> [Given request]: Give all the lines below again, exactly, with no pictures.

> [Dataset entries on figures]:
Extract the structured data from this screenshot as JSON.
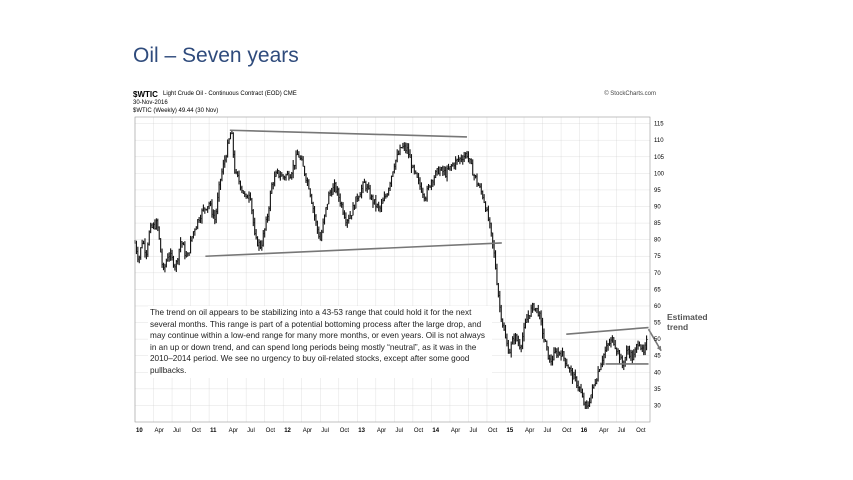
{
  "slide": {
    "title": "Oil – Seven years"
  },
  "chart_header": {
    "symbol": "$WTIC",
    "description": "Light Crude Oil - Continuous Contract (EOD)",
    "exchange": "CME",
    "date": "30-Nov-2016",
    "series_label": "$WTIC (Weekly) 49.44 (30 Nov)",
    "copyright": "© StockCharts.com"
  },
  "annotation_text": "The trend on oil appears to be stabilizing into a 43-53 range that could hold it for the next several months. This range is part of a potential bottoming process after the large drop, and may continue within a low-end range for many more months, or even years. Oil is not always in an up or down trend, and can spend long periods being mostly “neutral”, as it was in the 2010–2014 period. We see no urgency to buy oil-related stocks, except after some good pullbacks.",
  "estimated_trend_label": "Estimated\ntrend",
  "colors": {
    "bars": "#111111",
    "trendlines": "#777777",
    "title": "#2f4b7c",
    "grid": "#cccccc"
  },
  "chart_data": {
    "type": "line",
    "title": "$WTIC Light Crude Oil - Continuous Contract (EOD)",
    "x_unit": "year",
    "ylim": [
      25,
      117
    ],
    "y_ticks": [
      30,
      35,
      40,
      45,
      50,
      55,
      60,
      65,
      70,
      75,
      80,
      85,
      90,
      95,
      100,
      105,
      110,
      115
    ],
    "grid": true,
    "x_ticks": [
      {
        "label": "10",
        "t": 2010.0,
        "year": true
      },
      {
        "label": "Apr",
        "t": 2010.25
      },
      {
        "label": "Jul",
        "t": 2010.5
      },
      {
        "label": "Oct",
        "t": 2010.75
      },
      {
        "label": "11",
        "t": 2011.0,
        "year": true
      },
      {
        "label": "Apr",
        "t": 2011.25
      },
      {
        "label": "Jul",
        "t": 2011.5
      },
      {
        "label": "Oct",
        "t": 2011.75
      },
      {
        "label": "12",
        "t": 2012.0,
        "year": true
      },
      {
        "label": "Apr",
        "t": 2012.25
      },
      {
        "label": "Jul",
        "t": 2012.5
      },
      {
        "label": "Oct",
        "t": 2012.75
      },
      {
        "label": "13",
        "t": 2013.0,
        "year": true
      },
      {
        "label": "Apr",
        "t": 2013.25
      },
      {
        "label": "Jul",
        "t": 2013.5
      },
      {
        "label": "Oct",
        "t": 2013.75
      },
      {
        "label": "14",
        "t": 2014.0,
        "year": true
      },
      {
        "label": "Apr",
        "t": 2014.25
      },
      {
        "label": "Jul",
        "t": 2014.5
      },
      {
        "label": "Oct",
        "t": 2014.75
      },
      {
        "label": "15",
        "t": 2015.0,
        "year": true
      },
      {
        "label": "Apr",
        "t": 2015.25
      },
      {
        "label": "Jul",
        "t": 2015.5
      },
      {
        "label": "Oct",
        "t": 2015.75
      },
      {
        "label": "16",
        "t": 2016.0,
        "year": true
      },
      {
        "label": "Apr",
        "t": 2016.25
      },
      {
        "label": "Jul",
        "t": 2016.5
      },
      {
        "label": "Oct",
        "t": 2016.75
      }
    ],
    "xlim": [
      2010.0,
      2016.95
    ],
    "series": [
      {
        "points": [
          [
            2010.0,
            79
          ],
          [
            2010.05,
            74
          ],
          [
            2010.1,
            80
          ],
          [
            2010.15,
            76
          ],
          [
            2010.2,
            83
          ],
          [
            2010.3,
            85
          ],
          [
            2010.38,
            70
          ],
          [
            2010.45,
            76
          ],
          [
            2010.55,
            72
          ],
          [
            2010.62,
            80
          ],
          [
            2010.7,
            74
          ],
          [
            2010.78,
            82
          ],
          [
            2010.85,
            86
          ],
          [
            2010.92,
            89
          ],
          [
            2011.0,
            91
          ],
          [
            2011.08,
            86
          ],
          [
            2011.15,
            98
          ],
          [
            2011.25,
            108
          ],
          [
            2011.3,
            113
          ],
          [
            2011.35,
            100
          ],
          [
            2011.4,
            98
          ],
          [
            2011.5,
            92
          ],
          [
            2011.55,
            95
          ],
          [
            2011.62,
            80
          ],
          [
            2011.7,
            78
          ],
          [
            2011.78,
            86
          ],
          [
            2011.85,
            97
          ],
          [
            2011.92,
            100
          ],
          [
            2012.0,
            99
          ],
          [
            2012.1,
            100
          ],
          [
            2012.2,
            106
          ],
          [
            2012.25,
            103
          ],
          [
            2012.35,
            96
          ],
          [
            2012.45,
            84
          ],
          [
            2012.5,
            80
          ],
          [
            2012.55,
            86
          ],
          [
            2012.62,
            94
          ],
          [
            2012.7,
            96
          ],
          [
            2012.78,
            91
          ],
          [
            2012.85,
            86
          ],
          [
            2012.92,
            88
          ],
          [
            2013.0,
            93
          ],
          [
            2013.1,
            97
          ],
          [
            2013.2,
            92
          ],
          [
            2013.3,
            89
          ],
          [
            2013.4,
            94
          ],
          [
            2013.5,
            103
          ],
          [
            2013.6,
            108
          ],
          [
            2013.68,
            107
          ],
          [
            2013.75,
            101
          ],
          [
            2013.85,
            96
          ],
          [
            2013.92,
            93
          ],
          [
            2014.0,
            98
          ],
          [
            2014.1,
            101
          ],
          [
            2014.2,
            100
          ],
          [
            2014.3,
            103
          ],
          [
            2014.42,
            105
          ],
          [
            2014.48,
            106
          ],
          [
            2014.55,
            101
          ],
          [
            2014.62,
            97
          ],
          [
            2014.7,
            93
          ],
          [
            2014.78,
            85
          ],
          [
            2014.85,
            75
          ],
          [
            2014.92,
            60
          ],
          [
            2015.0,
            50
          ],
          [
            2015.05,
            46
          ],
          [
            2015.12,
            51
          ],
          [
            2015.2,
            48
          ],
          [
            2015.3,
            57
          ],
          [
            2015.38,
            60
          ],
          [
            2015.45,
            58
          ],
          [
            2015.52,
            50
          ],
          [
            2015.6,
            43
          ],
          [
            2015.68,
            46
          ],
          [
            2015.75,
            46
          ],
          [
            2015.82,
            43
          ],
          [
            2015.9,
            39
          ],
          [
            2015.96,
            37
          ],
          [
            2016.0,
            35
          ],
          [
            2016.05,
            31
          ],
          [
            2016.1,
            29
          ],
          [
            2016.15,
            33
          ],
          [
            2016.22,
            38
          ],
          [
            2016.3,
            44
          ],
          [
            2016.38,
            48
          ],
          [
            2016.45,
            50
          ],
          [
            2016.52,
            46
          ],
          [
            2016.58,
            42
          ],
          [
            2016.65,
            47
          ],
          [
            2016.72,
            44
          ],
          [
            2016.8,
            50
          ],
          [
            2016.86,
            45
          ],
          [
            2016.91,
            49.44
          ]
        ]
      }
    ],
    "trendlines": [
      {
        "from": [
          2011.28,
          113
        ],
        "to": [
          2014.48,
          111
        ]
      },
      {
        "from": [
          2010.95,
          75
        ],
        "to": [
          2014.95,
          79
        ]
      },
      {
        "from": [
          2015.82,
          51.5
        ],
        "to": [
          2016.93,
          53.5
        ]
      },
      {
        "from": [
          2016.35,
          42.5
        ],
        "to": [
          2016.93,
          42.5
        ]
      }
    ],
    "estimated_trend_arrow": {
      "from": [
        2016.93,
        53
      ],
      "to": [
        2017.1,
        46.5
      ]
    }
  }
}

> [Expected answer]:
Extract the structured data from this screenshot as JSON.
{
  "slide": {
    "title": "Oil – Seven years"
  },
  "chart_header": {
    "symbol": "$WTIC",
    "description": "Light Crude Oil - Continuous Contract (EOD)",
    "exchange": "CME",
    "date": "30-Nov-2016",
    "series_label": "$WTIC (Weekly) 49.44 (30 Nov)",
    "copyright": "© StockCharts.com"
  },
  "annotation_text": "The trend on oil appears to be stabilizing into a 43-53 range that could hold it for the next several months. This range is part of a potential bottoming process after the large drop, and may continue within a low-end range for many more months, or even years. Oil is not always in an up or down trend, and can spend long periods being mostly “neutral”, as it was in the 2010–2014 period. We see no urgency to buy oil-related stocks, except after some good pullbacks.",
  "estimated_trend_label": "Estimated\ntrend",
  "colors": {
    "bars": "#111111",
    "trendlines": "#777777",
    "title": "#2f4b7c",
    "grid": "#cccccc"
  },
  "chart_data": {
    "type": "line",
    "title": "$WTIC Light Crude Oil - Continuous Contract (EOD)",
    "x_unit": "year",
    "ylim": [
      25,
      117
    ],
    "y_ticks": [
      30,
      35,
      40,
      45,
      50,
      55,
      60,
      65,
      70,
      75,
      80,
      85,
      90,
      95,
      100,
      105,
      110,
      115
    ],
    "grid": true,
    "x_ticks": [
      {
        "label": "10",
        "t": 2010.0,
        "year": true
      },
      {
        "label": "Apr",
        "t": 2010.25
      },
      {
        "label": "Jul",
        "t": 2010.5
      },
      {
        "label": "Oct",
        "t": 2010.75
      },
      {
        "label": "11",
        "t": 2011.0,
        "year": true
      },
      {
        "label": "Apr",
        "t": 2011.25
      },
      {
        "label": "Jul",
        "t": 2011.5
      },
      {
        "label": "Oct",
        "t": 2011.75
      },
      {
        "label": "12",
        "t": 2012.0,
        "year": true
      },
      {
        "label": "Apr",
        "t": 2012.25
      },
      {
        "label": "Jul",
        "t": 2012.5
      },
      {
        "label": "Oct",
        "t": 2012.75
      },
      {
        "label": "13",
        "t": 2013.0,
        "year": true
      },
      {
        "label": "Apr",
        "t": 2013.25
      },
      {
        "label": "Jul",
        "t": 2013.5
      },
      {
        "label": "Oct",
        "t": 2013.75
      },
      {
        "label": "14",
        "t": 2014.0,
        "year": true
      },
      {
        "label": "Apr",
        "t": 2014.25
      },
      {
        "label": "Jul",
        "t": 2014.5
      },
      {
        "label": "Oct",
        "t": 2014.75
      },
      {
        "label": "15",
        "t": 2015.0,
        "year": true
      },
      {
        "label": "Apr",
        "t": 2015.25
      },
      {
        "label": "Jul",
        "t": 2015.5
      },
      {
        "label": "Oct",
        "t": 2015.75
      },
      {
        "label": "16",
        "t": 2016.0,
        "year": true
      },
      {
        "label": "Apr",
        "t": 2016.25
      },
      {
        "label": "Jul",
        "t": 2016.5
      },
      {
        "label": "Oct",
        "t": 2016.75
      }
    ],
    "xlim": [
      2010.0,
      2016.95
    ],
    "series": [
      {
        "points": [
          [
            2010.0,
            79
          ],
          [
            2010.05,
            74
          ],
          [
            2010.1,
            80
          ],
          [
            2010.15,
            76
          ],
          [
            2010.2,
            83
          ],
          [
            2010.3,
            85
          ],
          [
            2010.38,
            70
          ],
          [
            2010.45,
            76
          ],
          [
            2010.55,
            72
          ],
          [
            2010.62,
            80
          ],
          [
            2010.7,
            74
          ],
          [
            2010.78,
            82
          ],
          [
            2010.85,
            86
          ],
          [
            2010.92,
            89
          ],
          [
            2011.0,
            91
          ],
          [
            2011.08,
            86
          ],
          [
            2011.15,
            98
          ],
          [
            2011.25,
            108
          ],
          [
            2011.3,
            113
          ],
          [
            2011.35,
            100
          ],
          [
            2011.4,
            98
          ],
          [
            2011.5,
            92
          ],
          [
            2011.55,
            95
          ],
          [
            2011.62,
            80
          ],
          [
            2011.7,
            78
          ],
          [
            2011.78,
            86
          ],
          [
            2011.85,
            97
          ],
          [
            2011.92,
            100
          ],
          [
            2012.0,
            99
          ],
          [
            2012.1,
            100
          ],
          [
            2012.2,
            106
          ],
          [
            2012.25,
            103
          ],
          [
            2012.35,
            96
          ],
          [
            2012.45,
            84
          ],
          [
            2012.5,
            80
          ],
          [
            2012.55,
            86
          ],
          [
            2012.62,
            94
          ],
          [
            2012.7,
            96
          ],
          [
            2012.78,
            91
          ],
          [
            2012.85,
            86
          ],
          [
            2012.92,
            88
          ],
          [
            2013.0,
            93
          ],
          [
            2013.1,
            97
          ],
          [
            2013.2,
            92
          ],
          [
            2013.3,
            89
          ],
          [
            2013.4,
            94
          ],
          [
            2013.5,
            103
          ],
          [
            2013.6,
            108
          ],
          [
            2013.68,
            107
          ],
          [
            2013.75,
            101
          ],
          [
            2013.85,
            96
          ],
          [
            2013.92,
            93
          ],
          [
            2014.0,
            98
          ],
          [
            2014.1,
            101
          ],
          [
            2014.2,
            100
          ],
          [
            2014.3,
            103
          ],
          [
            2014.42,
            105
          ],
          [
            2014.48,
            106
          ],
          [
            2014.55,
            101
          ],
          [
            2014.62,
            97
          ],
          [
            2014.7,
            93
          ],
          [
            2014.78,
            85
          ],
          [
            2014.85,
            75
          ],
          [
            2014.92,
            60
          ],
          [
            2015.0,
            50
          ],
          [
            2015.05,
            46
          ],
          [
            2015.12,
            51
          ],
          [
            2015.2,
            48
          ],
          [
            2015.3,
            57
          ],
          [
            2015.38,
            60
          ],
          [
            2015.45,
            58
          ],
          [
            2015.52,
            50
          ],
          [
            2015.6,
            43
          ],
          [
            2015.68,
            46
          ],
          [
            2015.75,
            46
          ],
          [
            2015.82,
            43
          ],
          [
            2015.9,
            39
          ],
          [
            2015.96,
            37
          ],
          [
            2016.0,
            35
          ],
          [
            2016.05,
            31
          ],
          [
            2016.1,
            29
          ],
          [
            2016.15,
            33
          ],
          [
            2016.22,
            38
          ],
          [
            2016.3,
            44
          ],
          [
            2016.38,
            48
          ],
          [
            2016.45,
            50
          ],
          [
            2016.52,
            46
          ],
          [
            2016.58,
            42
          ],
          [
            2016.65,
            47
          ],
          [
            2016.72,
            44
          ],
          [
            2016.8,
            50
          ],
          [
            2016.86,
            45
          ],
          [
            2016.91,
            49.44
          ]
        ]
      }
    ],
    "trendlines": [
      {
        "from": [
          2011.28,
          113
        ],
        "to": [
          2014.48,
          111
        ]
      },
      {
        "from": [
          2010.95,
          75
        ],
        "to": [
          2014.95,
          79
        ]
      },
      {
        "from": [
          2015.82,
          51.5
        ],
        "to": [
          2016.93,
          53.5
        ]
      },
      {
        "from": [
          2016.35,
          42.5
        ],
        "to": [
          2016.93,
          42.5
        ]
      }
    ],
    "estimated_trend_arrow": {
      "from": [
        2016.93,
        53
      ],
      "to": [
        2017.1,
        46.5
      ]
    }
  }
}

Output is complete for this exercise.